## Given exercise
Will you write out all the entries below exactly?

## Dataset entries on figures

******************************

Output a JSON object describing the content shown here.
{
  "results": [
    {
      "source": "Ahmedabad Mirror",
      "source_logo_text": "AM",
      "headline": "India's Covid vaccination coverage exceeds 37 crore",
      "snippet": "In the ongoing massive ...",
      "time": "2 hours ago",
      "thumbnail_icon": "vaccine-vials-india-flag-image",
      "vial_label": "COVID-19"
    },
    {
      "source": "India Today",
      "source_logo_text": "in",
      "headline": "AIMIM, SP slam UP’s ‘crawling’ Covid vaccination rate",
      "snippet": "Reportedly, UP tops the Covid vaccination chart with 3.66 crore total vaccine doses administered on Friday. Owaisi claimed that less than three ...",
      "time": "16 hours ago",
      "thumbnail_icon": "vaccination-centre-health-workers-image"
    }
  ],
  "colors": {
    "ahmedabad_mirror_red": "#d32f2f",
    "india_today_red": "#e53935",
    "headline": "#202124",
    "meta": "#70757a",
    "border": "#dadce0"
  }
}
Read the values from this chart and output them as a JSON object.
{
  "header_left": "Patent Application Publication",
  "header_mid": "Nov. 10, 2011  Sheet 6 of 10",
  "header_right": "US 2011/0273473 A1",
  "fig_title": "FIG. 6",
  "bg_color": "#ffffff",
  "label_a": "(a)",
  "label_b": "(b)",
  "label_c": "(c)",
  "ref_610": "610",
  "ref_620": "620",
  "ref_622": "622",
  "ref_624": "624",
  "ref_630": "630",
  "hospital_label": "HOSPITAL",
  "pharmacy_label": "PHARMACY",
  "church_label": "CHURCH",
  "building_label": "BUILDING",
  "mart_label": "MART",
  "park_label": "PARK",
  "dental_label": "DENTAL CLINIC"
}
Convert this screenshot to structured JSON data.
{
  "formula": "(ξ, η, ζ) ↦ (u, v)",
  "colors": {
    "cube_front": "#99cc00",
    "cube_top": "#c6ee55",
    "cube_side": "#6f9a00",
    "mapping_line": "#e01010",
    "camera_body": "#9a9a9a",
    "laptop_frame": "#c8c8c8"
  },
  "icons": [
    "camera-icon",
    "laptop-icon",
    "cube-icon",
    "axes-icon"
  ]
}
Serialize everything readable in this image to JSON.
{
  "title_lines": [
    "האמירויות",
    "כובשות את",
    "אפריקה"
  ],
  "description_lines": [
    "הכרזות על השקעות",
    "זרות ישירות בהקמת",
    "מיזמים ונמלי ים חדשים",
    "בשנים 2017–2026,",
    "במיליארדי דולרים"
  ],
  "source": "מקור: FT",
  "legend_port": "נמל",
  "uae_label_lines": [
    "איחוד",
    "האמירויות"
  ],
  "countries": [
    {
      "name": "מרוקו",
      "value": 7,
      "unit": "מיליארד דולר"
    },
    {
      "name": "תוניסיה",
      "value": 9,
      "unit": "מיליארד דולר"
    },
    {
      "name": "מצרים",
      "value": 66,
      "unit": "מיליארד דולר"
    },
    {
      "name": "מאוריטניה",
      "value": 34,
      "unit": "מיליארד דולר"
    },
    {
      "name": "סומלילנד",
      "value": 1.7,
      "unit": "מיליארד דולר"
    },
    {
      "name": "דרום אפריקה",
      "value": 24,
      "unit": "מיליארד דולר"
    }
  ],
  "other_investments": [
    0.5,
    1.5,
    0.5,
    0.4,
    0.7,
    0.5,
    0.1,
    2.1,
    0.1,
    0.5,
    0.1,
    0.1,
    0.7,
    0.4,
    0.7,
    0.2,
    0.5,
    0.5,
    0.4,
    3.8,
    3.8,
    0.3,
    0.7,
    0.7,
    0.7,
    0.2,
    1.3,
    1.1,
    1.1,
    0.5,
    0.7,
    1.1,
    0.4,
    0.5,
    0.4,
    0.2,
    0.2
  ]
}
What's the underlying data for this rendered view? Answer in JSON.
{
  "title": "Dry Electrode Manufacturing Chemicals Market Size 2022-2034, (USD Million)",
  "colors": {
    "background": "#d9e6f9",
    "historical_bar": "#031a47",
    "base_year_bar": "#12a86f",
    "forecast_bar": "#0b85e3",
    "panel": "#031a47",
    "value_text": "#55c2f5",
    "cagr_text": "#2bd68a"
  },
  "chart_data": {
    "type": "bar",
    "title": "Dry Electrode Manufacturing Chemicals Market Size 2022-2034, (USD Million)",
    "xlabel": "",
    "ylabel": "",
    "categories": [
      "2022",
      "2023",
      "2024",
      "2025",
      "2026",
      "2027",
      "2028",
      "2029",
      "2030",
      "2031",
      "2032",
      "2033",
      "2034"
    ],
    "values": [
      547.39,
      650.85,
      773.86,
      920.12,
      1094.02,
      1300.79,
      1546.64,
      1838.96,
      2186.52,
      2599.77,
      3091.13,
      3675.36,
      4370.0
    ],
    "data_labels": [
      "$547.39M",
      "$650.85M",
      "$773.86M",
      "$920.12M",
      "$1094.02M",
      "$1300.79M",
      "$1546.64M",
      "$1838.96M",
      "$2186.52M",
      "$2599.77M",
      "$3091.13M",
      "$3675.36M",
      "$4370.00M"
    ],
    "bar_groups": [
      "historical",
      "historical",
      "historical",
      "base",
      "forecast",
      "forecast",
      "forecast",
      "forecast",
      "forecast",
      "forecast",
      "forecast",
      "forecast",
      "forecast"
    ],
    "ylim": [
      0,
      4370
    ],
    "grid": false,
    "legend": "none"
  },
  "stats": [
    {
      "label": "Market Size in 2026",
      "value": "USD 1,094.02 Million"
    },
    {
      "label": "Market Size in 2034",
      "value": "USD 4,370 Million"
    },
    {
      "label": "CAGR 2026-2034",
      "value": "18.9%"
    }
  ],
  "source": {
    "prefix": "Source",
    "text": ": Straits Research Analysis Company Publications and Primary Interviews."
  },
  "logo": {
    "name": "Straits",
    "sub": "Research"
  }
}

******************************

## The response
Output a JSON object describing the content shown here.
{
  "results": [
    {
      "source": "Ahmedabad Mirror",
      "source_logo_text": "AM",
      "headline": "India's Covid vaccination coverage exceeds 37 crore",
      "snippet": "In the ongoing massive ...",
      "time": "2 hours ago",
      "thumbnail_icon": "vaccine-vials-india-flag-image",
      "vial_label": "COVID-19"
    },
    {
      "source": "India Today",
      "source_logo_text": "in",
      "headline": "AIMIM, SP slam UP’s ‘crawling’ Covid vaccination rate",
      "snippet": "Reportedly, UP tops the Covid vaccination chart with 3.66 crore total vaccine doses administered on Friday. Owaisi claimed that less than three ...",
      "time": "16 hours ago",
      "thumbnail_icon": "vaccination-centre-health-workers-image"
    }
  ],
  "colors": {
    "ahmedabad_mirror_red": "#d32f2f",
    "india_today_red": "#e53935",
    "headline": "#202124",
    "meta": "#70757a",
    "border": "#dadce0"
  }
}
Read the values from this chart and output them as a JSON object.
{
  "header_left": "Patent Application Publication",
  "header_mid": "Nov. 10, 2011  Sheet 6 of 10",
  "header_right": "US 2011/0273473 A1",
  "fig_title": "FIG. 6",
  "bg_color": "#ffffff",
  "label_a": "(a)",
  "label_b": "(b)",
  "label_c": "(c)",
  "ref_610": "610",
  "ref_620": "620",
  "ref_622": "622",
  "ref_624": "624",
  "ref_630": "630",
  "hospital_label": "HOSPITAL",
  "pharmacy_label": "PHARMACY",
  "church_label": "CHURCH",
  "building_label": "BUILDING",
  "mart_label": "MART",
  "park_label": "PARK",
  "dental_label": "DENTAL CLINIC"
}
Convert this screenshot to structured JSON data.
{
  "formula": "(ξ, η, ζ) ↦ (u, v)",
  "colors": {
    "cube_front": "#99cc00",
    "cube_top": "#c6ee55",
    "cube_side": "#6f9a00",
    "mapping_line": "#e01010",
    "camera_body": "#9a9a9a",
    "laptop_frame": "#c8c8c8"
  },
  "icons": [
    "camera-icon",
    "laptop-icon",
    "cube-icon",
    "axes-icon"
  ]
}
Serialize everything readable in this image to JSON.
{
  "title_lines": [
    "האמירויות",
    "כובשות את",
    "אפריקה"
  ],
  "description_lines": [
    "הכרזות על השקעות",
    "זרות ישירות בהקמת",
    "מיזמים ונמלי ים חדשים",
    "בשנים 2017–2026,",
    "במיליארדי דולרים"
  ],
  "source": "מקור: FT",
  "legend_port": "נמל",
  "uae_label_lines": [
    "איחוד",
    "האמירויות"
  ],
  "countries": [
    {
      "name": "מרוקו",
      "value": 7,
      "unit": "מיליארד דולר"
    },
    {
      "name": "תוניסיה",
      "value": 9,
      "unit": "מיליארד דולר"
    },
    {
      "name": "מצרים",
      "value": 66,
      "unit": "מיליארד דולר"
    },
    {
      "name": "מאוריטניה",
      "value": 34,
      "unit": "מיליארד דולר"
    },
    {
      "name": "סומלילנד",
      "value": 1.7,
      "unit": "מיליארד דולר"
    },
    {
      "name": "דרום אפריקה",
      "value": 24,
      "unit": "מיליארד דולר"
    }
  ],
  "other_investments": [
    0.5,
    1.5,
    0.5,
    0.4,
    0.7,
    0.5,
    0.1,
    2.1,
    0.1,
    0.5,
    0.1,
    0.1,
    0.7,
    0.4,
    0.7,
    0.2,
    0.5,
    0.5,
    0.4,
    3.8,
    3.8,
    0.3,
    0.7,
    0.7,
    0.7,
    0.2,
    1.3,
    1.1,
    1.1,
    0.5,
    0.7,
    1.1,
    0.4,
    0.5,
    0.4,
    0.2,
    0.2
  ]
}
What's the underlying data for this rendered view? Answer in JSON.
{
  "title": "Dry Electrode Manufacturing Chemicals Market Size 2022-2034, (USD Million)",
  "colors": {
    "background": "#d9e6f9",
    "historical_bar": "#031a47",
    "base_year_bar": "#12a86f",
    "forecast_bar": "#0b85e3",
    "panel": "#031a47",
    "value_text": "#55c2f5",
    "cagr_text": "#2bd68a"
  },
  "chart_data": {
    "type": "bar",
    "title": "Dry Electrode Manufacturing Chemicals Market Size 2022-2034, (USD Million)",
    "xlabel": "",
    "ylabel": "",
    "categories": [
      "2022",
      "2023",
      "2024",
      "2025",
      "2026",
      "2027",
      "2028",
      "2029",
      "2030",
      "2031",
      "2032",
      "2033",
      "2034"
    ],
    "values": [
      547.39,
      650.85,
      773.86,
      920.12,
      1094.02,
      1300.79,
      1546.64,
      1838.96,
      2186.52,
      2599.77,
      3091.13,
      3675.36,
      4370.0
    ],
    "data_labels": [
      "$547.39M",
      "$650.85M",
      "$773.86M",
      "$920.12M",
      "$1094.02M",
      "$1300.79M",
      "$1546.64M",
      "$1838.96M",
      "$2186.52M",
      "$2599.77M",
      "$3091.13M",
      "$3675.36M",
      "$4370.00M"
    ],
    "bar_groups": [
      "historical",
      "historical",
      "historical",
      "base",
      "forecast",
      "forecast",
      "forecast",
      "forecast",
      "forecast",
      "forecast",
      "forecast",
      "forecast",
      "forecast"
    ],
    "ylim": [
      0,
      4370
    ],
    "grid": false,
    "legend": "none"
  },
  "stats": [
    {
      "label": "Market Size in 2026",
      "value": "USD 1,094.02 Million"
    },
    {
      "label": "Market Size in 2034",
      "value": "USD 4,370 Million"
    },
    {
      "label": "CAGR 2026-2034",
      "value": "18.9%"
    }
  ],
  "source": {
    "prefix": "Source",
    "text": ": Straits Research Analysis Company Publications and Primary Interviews."
  },
  "logo": {
    "name": "Straits",
    "sub": "Research"
  }
}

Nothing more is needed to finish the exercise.